:: TASK DETAILS ::
What is the number of lines holding the word "JSON"? Write that number and nothing else.
+ + + + +
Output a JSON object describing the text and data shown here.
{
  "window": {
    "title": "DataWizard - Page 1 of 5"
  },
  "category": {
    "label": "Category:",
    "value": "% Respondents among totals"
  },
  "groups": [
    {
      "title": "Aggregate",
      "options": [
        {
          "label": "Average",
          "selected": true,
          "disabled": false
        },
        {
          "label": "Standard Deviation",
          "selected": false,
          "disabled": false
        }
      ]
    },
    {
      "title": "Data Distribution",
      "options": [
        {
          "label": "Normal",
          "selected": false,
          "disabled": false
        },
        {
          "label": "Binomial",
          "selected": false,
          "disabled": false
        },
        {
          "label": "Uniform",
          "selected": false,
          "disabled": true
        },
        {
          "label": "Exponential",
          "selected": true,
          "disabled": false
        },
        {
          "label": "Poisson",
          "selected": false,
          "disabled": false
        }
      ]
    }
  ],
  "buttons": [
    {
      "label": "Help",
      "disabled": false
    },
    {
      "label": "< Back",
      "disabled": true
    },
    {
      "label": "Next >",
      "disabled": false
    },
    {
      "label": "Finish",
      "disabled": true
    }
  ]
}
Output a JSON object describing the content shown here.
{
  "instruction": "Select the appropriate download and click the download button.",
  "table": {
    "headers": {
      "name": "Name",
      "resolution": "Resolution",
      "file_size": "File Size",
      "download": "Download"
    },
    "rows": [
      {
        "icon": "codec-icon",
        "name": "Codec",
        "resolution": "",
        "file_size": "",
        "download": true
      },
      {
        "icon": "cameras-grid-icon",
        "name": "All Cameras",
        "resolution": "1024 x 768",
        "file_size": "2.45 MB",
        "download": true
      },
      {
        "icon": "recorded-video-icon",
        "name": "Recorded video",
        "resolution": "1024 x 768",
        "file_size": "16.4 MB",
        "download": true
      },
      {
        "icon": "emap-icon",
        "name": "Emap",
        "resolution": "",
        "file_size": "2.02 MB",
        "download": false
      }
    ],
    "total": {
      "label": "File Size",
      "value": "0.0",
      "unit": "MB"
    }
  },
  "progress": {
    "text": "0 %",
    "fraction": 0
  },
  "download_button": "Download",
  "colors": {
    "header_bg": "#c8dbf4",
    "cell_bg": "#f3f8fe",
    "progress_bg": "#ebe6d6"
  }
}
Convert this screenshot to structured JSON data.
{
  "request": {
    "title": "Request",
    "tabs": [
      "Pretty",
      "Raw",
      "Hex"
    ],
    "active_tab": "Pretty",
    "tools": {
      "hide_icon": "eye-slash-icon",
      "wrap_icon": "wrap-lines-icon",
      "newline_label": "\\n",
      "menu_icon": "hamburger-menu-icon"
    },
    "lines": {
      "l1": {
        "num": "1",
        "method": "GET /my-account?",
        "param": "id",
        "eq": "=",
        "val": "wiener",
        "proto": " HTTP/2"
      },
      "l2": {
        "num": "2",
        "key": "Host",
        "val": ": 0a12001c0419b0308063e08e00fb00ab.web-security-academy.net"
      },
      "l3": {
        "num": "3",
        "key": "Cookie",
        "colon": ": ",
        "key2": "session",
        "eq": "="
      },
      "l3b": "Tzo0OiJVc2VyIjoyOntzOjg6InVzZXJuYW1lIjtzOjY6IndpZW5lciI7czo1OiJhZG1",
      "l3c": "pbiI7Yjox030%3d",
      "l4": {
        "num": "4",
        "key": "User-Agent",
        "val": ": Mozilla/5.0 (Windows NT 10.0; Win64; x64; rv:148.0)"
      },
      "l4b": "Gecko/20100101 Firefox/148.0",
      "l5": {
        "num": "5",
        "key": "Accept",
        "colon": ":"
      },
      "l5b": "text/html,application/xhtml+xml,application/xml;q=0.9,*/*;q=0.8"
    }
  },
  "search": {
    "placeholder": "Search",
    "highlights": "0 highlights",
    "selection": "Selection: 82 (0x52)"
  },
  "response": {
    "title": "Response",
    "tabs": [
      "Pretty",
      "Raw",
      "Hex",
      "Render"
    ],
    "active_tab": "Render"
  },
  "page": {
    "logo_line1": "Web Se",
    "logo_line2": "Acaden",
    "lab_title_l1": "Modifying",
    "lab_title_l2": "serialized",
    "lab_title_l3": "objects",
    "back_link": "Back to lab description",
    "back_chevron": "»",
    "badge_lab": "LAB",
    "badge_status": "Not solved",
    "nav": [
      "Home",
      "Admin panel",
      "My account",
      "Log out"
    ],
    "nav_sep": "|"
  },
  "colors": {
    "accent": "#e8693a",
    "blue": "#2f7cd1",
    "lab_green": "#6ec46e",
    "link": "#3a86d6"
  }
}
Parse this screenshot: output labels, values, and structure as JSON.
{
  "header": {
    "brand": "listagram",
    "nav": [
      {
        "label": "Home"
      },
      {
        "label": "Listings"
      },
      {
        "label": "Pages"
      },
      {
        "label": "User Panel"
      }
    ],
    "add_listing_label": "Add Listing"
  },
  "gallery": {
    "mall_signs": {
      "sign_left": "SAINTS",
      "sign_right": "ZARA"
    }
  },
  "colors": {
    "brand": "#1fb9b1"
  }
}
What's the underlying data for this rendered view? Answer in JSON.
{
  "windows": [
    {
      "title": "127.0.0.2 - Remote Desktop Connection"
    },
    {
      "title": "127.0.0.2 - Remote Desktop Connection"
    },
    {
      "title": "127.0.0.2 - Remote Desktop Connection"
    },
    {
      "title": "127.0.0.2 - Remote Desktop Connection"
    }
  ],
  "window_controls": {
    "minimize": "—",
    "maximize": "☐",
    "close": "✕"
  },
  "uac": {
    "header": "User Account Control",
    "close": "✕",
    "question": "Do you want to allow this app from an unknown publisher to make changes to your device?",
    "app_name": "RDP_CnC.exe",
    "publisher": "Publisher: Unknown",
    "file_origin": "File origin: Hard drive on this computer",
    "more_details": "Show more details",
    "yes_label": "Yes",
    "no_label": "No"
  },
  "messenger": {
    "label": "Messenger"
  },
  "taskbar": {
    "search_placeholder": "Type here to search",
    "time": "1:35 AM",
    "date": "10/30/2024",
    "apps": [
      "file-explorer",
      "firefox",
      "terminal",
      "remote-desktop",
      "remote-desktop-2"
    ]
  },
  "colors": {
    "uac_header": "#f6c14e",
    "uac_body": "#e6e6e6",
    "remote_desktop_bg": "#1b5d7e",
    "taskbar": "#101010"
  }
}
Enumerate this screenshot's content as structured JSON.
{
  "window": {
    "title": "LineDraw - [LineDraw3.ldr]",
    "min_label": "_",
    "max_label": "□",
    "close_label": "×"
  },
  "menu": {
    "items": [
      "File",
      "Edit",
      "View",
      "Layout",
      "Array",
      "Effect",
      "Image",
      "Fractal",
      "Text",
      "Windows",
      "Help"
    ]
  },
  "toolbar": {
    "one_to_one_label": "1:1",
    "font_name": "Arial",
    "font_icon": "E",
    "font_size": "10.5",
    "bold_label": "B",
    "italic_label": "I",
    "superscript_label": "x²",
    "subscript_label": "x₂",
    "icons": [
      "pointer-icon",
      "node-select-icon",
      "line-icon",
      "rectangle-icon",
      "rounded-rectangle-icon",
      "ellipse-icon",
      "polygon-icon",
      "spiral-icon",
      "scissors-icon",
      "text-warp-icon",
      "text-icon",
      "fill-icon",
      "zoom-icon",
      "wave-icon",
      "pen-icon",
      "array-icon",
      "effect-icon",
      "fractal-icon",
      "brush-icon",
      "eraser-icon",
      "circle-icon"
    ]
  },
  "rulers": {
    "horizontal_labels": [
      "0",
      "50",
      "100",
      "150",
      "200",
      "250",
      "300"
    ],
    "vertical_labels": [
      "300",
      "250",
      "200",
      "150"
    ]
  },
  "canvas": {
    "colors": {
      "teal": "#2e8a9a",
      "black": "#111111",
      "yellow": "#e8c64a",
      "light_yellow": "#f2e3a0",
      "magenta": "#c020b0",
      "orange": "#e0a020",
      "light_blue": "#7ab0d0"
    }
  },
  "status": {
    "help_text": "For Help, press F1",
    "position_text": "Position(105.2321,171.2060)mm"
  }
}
+ + + + +
:: TASK SOLUTION ::
6